• _WHAT IS REQUIRED_
Write out each entry, exactly the way it appears.
-------
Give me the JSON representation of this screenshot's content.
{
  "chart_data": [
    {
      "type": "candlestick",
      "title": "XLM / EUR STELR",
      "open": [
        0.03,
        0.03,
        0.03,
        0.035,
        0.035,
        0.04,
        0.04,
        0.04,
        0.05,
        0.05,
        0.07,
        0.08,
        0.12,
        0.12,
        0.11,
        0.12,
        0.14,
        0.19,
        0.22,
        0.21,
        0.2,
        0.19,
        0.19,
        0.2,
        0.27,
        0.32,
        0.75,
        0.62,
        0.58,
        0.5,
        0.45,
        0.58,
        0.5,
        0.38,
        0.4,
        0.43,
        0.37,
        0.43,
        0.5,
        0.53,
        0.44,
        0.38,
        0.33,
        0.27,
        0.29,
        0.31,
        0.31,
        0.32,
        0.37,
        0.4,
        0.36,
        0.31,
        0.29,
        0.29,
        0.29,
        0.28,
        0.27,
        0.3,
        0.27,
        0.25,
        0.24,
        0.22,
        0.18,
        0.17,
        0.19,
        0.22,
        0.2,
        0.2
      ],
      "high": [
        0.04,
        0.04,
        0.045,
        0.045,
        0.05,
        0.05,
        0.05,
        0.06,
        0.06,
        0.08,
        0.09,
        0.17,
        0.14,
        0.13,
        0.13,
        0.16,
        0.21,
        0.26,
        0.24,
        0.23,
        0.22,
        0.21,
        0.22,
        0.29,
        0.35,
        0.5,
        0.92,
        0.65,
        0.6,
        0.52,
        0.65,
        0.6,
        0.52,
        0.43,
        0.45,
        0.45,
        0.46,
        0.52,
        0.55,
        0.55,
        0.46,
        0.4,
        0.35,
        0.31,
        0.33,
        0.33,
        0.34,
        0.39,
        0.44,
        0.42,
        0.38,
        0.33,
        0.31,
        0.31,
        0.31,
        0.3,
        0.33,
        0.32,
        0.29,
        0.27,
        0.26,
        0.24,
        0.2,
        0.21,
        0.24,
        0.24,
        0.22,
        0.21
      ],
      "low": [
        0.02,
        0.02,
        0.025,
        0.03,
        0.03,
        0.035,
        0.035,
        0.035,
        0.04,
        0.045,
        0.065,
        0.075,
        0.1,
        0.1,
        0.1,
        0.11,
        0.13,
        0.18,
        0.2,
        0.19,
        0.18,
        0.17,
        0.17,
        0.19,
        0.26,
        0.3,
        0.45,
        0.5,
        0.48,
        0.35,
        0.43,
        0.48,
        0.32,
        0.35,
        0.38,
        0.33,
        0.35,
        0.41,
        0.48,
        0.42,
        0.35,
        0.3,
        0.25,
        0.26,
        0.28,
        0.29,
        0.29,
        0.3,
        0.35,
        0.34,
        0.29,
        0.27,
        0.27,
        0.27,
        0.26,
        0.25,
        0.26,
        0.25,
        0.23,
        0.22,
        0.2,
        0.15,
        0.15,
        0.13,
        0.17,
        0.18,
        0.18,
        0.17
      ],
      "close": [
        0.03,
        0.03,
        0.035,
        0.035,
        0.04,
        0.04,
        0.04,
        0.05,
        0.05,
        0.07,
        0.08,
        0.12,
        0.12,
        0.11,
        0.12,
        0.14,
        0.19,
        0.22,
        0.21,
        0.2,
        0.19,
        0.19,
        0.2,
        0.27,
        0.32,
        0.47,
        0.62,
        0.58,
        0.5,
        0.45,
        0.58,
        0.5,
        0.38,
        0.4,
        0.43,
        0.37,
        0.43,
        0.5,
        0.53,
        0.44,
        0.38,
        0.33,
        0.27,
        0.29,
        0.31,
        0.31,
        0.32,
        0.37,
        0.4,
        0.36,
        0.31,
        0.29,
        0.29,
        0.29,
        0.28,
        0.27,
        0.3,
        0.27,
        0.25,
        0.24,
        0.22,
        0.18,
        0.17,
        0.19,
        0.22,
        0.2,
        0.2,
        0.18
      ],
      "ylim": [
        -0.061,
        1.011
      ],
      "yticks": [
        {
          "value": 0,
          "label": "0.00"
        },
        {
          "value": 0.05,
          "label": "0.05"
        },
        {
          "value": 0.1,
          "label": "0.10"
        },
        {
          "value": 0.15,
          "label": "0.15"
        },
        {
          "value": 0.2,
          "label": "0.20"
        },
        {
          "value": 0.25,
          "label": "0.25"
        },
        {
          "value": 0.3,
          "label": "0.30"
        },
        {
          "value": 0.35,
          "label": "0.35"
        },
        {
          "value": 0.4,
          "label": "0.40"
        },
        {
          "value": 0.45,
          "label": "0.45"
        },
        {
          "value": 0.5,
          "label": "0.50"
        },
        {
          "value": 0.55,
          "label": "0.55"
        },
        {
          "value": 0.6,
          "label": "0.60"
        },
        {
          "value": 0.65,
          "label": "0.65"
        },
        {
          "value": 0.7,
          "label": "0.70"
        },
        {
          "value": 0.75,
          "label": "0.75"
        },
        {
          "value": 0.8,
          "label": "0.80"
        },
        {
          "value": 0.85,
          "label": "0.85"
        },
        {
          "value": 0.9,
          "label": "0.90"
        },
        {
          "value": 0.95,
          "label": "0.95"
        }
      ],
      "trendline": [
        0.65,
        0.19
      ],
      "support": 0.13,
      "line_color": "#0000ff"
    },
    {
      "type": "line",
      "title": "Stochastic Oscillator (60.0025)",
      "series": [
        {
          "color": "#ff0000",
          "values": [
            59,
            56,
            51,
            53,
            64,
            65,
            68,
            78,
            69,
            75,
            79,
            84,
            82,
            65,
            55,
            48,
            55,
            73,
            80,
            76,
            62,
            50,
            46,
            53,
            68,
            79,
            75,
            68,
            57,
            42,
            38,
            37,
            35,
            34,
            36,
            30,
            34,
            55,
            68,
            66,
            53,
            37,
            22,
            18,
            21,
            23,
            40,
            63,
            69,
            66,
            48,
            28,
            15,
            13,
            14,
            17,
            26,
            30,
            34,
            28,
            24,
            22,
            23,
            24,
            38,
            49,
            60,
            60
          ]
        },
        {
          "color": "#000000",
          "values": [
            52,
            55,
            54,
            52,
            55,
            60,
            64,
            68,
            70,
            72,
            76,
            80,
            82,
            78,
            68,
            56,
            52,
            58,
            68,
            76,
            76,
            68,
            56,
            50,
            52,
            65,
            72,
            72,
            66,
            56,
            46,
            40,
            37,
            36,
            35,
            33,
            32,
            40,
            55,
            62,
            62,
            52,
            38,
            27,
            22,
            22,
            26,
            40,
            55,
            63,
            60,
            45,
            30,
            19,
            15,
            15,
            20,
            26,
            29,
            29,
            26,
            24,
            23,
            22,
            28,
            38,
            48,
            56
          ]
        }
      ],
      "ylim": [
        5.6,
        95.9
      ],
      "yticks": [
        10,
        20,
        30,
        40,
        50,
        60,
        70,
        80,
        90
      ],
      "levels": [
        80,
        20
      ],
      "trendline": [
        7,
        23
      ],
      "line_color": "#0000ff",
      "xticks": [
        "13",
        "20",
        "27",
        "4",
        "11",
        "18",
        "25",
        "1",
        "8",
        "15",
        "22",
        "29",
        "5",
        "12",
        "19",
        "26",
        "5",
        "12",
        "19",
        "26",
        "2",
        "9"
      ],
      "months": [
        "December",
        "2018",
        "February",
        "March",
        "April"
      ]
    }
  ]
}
-------
• _ANSWER FOR THIS EXERCISE_
Give me the JSON representation of this screenshot's content.
{
  "chart_data": [
    {
      "type": "candlestick",
      "title": "XLM / EUR STELR",
      "open": [
        0.03,
        0.03,
        0.03,
        0.035,
        0.035,
        0.04,
        0.04,
        0.04,
        0.05,
        0.05,
        0.07,
        0.08,
        0.12,
        0.12,
        0.11,
        0.12,
        0.14,
        0.19,
        0.22,
        0.21,
        0.2,
        0.19,
        0.19,
        0.2,
        0.27,
        0.32,
        0.75,
        0.62,
        0.58,
        0.5,
        0.45,
        0.58,
        0.5,
        0.38,
        0.4,
        0.43,
        0.37,
        0.43,
        0.5,
        0.53,
        0.44,
        0.38,
        0.33,
        0.27,
        0.29,
        0.31,
        0.31,
        0.32,
        0.37,
        0.4,
        0.36,
        0.31,
        0.29,
        0.29,
        0.29,
        0.28,
        0.27,
        0.3,
        0.27,
        0.25,
        0.24,
        0.22,
        0.18,
        0.17,
        0.19,
        0.22,
        0.2,
        0.2
      ],
      "high": [
        0.04,
        0.04,
        0.045,
        0.045,
        0.05,
        0.05,
        0.05,
        0.06,
        0.06,
        0.08,
        0.09,
        0.17,
        0.14,
        0.13,
        0.13,
        0.16,
        0.21,
        0.26,
        0.24,
        0.23,
        0.22,
        0.21,
        0.22,
        0.29,
        0.35,
        0.5,
        0.92,
        0.65,
        0.6,
        0.52,
        0.65,
        0.6,
        0.52,
        0.43,
        0.45,
        0.45,
        0.46,
        0.52,
        0.55,
        0.55,
        0.46,
        0.4,
        0.35,
        0.31,
        0.33,
        0.33,
        0.34,
        0.39,
        0.44,
        0.42,
        0.38,
        0.33,
        0.31,
        0.31,
        0.31,
        0.3,
        0.33,
        0.32,
        0.29,
        0.27,
        0.26,
        0.24,
        0.2,
        0.21,
        0.24,
        0.24,
        0.22,
        0.21
      ],
      "low": [
        0.02,
        0.02,
        0.025,
        0.03,
        0.03,
        0.035,
        0.035,
        0.035,
        0.04,
        0.045,
        0.065,
        0.075,
        0.1,
        0.1,
        0.1,
        0.11,
        0.13,
        0.18,
        0.2,
        0.19,
        0.18,
        0.17,
        0.17,
        0.19,
        0.26,
        0.3,
        0.45,
        0.5,
        0.48,
        0.35,
        0.43,
        0.48,
        0.32,
        0.35,
        0.38,
        0.33,
        0.35,
        0.41,
        0.48,
        0.42,
        0.35,
        0.3,
        0.25,
        0.26,
        0.28,
        0.29,
        0.29,
        0.3,
        0.35,
        0.34,
        0.29,
        0.27,
        0.27,
        0.27,
        0.26,
        0.25,
        0.26,
        0.25,
        0.23,
        0.22,
        0.2,
        0.15,
        0.15,
        0.13,
        0.17,
        0.18,
        0.18,
        0.17
      ],
      "close": [
        0.03,
        0.03,
        0.035,
        0.035,
        0.04,
        0.04,
        0.04,
        0.05,
        0.05,
        0.07,
        0.08,
        0.12,
        0.12,
        0.11,
        0.12,
        0.14,
        0.19,
        0.22,
        0.21,
        0.2,
        0.19,
        0.19,
        0.2,
        0.27,
        0.32,
        0.47,
        0.62,
        0.58,
        0.5,
        0.45,
        0.58,
        0.5,
        0.38,
        0.4,
        0.43,
        0.37,
        0.43,
        0.5,
        0.53,
        0.44,
        0.38,
        0.33,
        0.27,
        0.29,
        0.31,
        0.31,
        0.32,
        0.37,
        0.4,
        0.36,
        0.31,
        0.29,
        0.29,
        0.29,
        0.28,
        0.27,
        0.3,
        0.27,
        0.25,
        0.24,
        0.22,
        0.18,
        0.17,
        0.19,
        0.22,
        0.2,
        0.2,
        0.18
      ],
      "ylim": [
        -0.061,
        1.011
      ],
      "yticks": [
        {
          "value": 0,
          "label": "0.00"
        },
        {
          "value": 0.05,
          "label": "0.05"
        },
        {
          "value": 0.1,
          "label": "0.10"
        },
        {
          "value": 0.15,
          "label": "0.15"
        },
        {
          "value": 0.2,
          "label": "0.20"
        },
        {
          "value": 0.25,
          "label": "0.25"
        },
        {
          "value": 0.3,
          "label": "0.30"
        },
        {
          "value": 0.35,
          "label": "0.35"
        },
        {
          "value": 0.4,
          "label": "0.40"
        },
        {
          "value": 0.45,
          "label": "0.45"
        },
        {
          "value": 0.5,
          "label": "0.50"
        },
        {
          "value": 0.55,
          "label": "0.55"
        },
        {
          "value": 0.6,
          "label": "0.60"
        },
        {
          "value": 0.65,
          "label": "0.65"
        },
        {
          "value": 0.7,
          "label": "0.70"
        },
        {
          "value": 0.75,
          "label": "0.75"
        },
        {
          "value": 0.8,
          "label": "0.80"
        },
        {
          "value": 0.85,
          "label": "0.85"
        },
        {
          "value": 0.9,
          "label": "0.90"
        },
        {
          "value": 0.95,
          "label": "0.95"
        }
      ],
      "trendline": [
        0.65,
        0.19
      ],
      "support": 0.13,
      "line_color": "#0000ff"
    },
    {
      "type": "line",
      "title": "Stochastic Oscillator (60.0025)",
      "series": [
        {
          "color": "#ff0000",
          "values": [
            59,
            56,
            51,
            53,
            64,
            65,
            68,
            78,
            69,
            75,
            79,
            84,
            82,
            65,
            55,
            48,
            55,
            73,
            80,
            76,
            62,
            50,
            46,
            53,
            68,
            79,
            75,
            68,
            57,
            42,
            38,
            37,
            35,
            34,
            36,
            30,
            34,
            55,
            68,
            66,
            53,
            37,
            22,
            18,
            21,
            23,
            40,
            63,
            69,
            66,
            48,
            28,
            15,
            13,
            14,
            17,
            26,
            30,
            34,
            28,
            24,
            22,
            23,
            24,
            38,
            49,
            60,
            60
          ]
        },
        {
          "color": "#000000",
          "values": [
            52,
            55,
            54,
            52,
            55,
            60,
            64,
            68,
            70,
            72,
            76,
            80,
            82,
            78,
            68,
            56,
            52,
            58,
            68,
            76,
            76,
            68,
            56,
            50,
            52,
            65,
            72,
            72,
            66,
            56,
            46,
            40,
            37,
            36,
            35,
            33,
            32,
            40,
            55,
            62,
            62,
            52,
            38,
            27,
            22,
            22,
            26,
            40,
            55,
            63,
            60,
            45,
            30,
            19,
            15,
            15,
            20,
            26,
            29,
            29,
            26,
            24,
            23,
            22,
            28,
            38,
            48,
            56
          ]
        }
      ],
      "ylim": [
        5.6,
        95.9
      ],
      "yticks": [
        10,
        20,
        30,
        40,
        50,
        60,
        70,
        80,
        90
      ],
      "levels": [
        80,
        20
      ],
      "trendline": [
        7,
        23
      ],
      "line_color": "#0000ff",
      "xticks": [
        "13",
        "20",
        "27",
        "4",
        "11",
        "18",
        "25",
        "1",
        "8",
        "15",
        "22",
        "29",
        "5",
        "12",
        "19",
        "26",
        "5",
        "12",
        "19",
        "26",
        "2",
        "9"
      ],
      "months": [
        "December",
        "2018",
        "February",
        "March",
        "April"
      ]
    }
  ]
}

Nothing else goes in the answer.